What is needed
Find each line with the string "Identification" and report it.

Extracted data entries:
## begin

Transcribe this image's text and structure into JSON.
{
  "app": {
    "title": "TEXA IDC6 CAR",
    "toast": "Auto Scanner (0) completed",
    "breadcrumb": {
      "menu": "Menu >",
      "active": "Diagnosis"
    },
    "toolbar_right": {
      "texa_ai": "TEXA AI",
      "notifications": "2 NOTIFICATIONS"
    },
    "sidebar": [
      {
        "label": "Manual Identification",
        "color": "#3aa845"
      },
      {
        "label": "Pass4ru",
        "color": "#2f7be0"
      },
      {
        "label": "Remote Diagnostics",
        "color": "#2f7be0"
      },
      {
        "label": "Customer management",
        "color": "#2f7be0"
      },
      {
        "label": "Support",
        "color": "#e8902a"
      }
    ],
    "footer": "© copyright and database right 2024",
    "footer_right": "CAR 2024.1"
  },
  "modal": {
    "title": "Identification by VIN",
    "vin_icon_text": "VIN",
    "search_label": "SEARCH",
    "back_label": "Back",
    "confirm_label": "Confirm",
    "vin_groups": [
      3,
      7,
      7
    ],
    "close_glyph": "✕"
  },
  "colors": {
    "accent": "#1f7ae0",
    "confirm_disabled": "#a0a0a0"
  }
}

## end

Worked answer
        "label": "Manual Identification",
    "title": "Identification by VIN",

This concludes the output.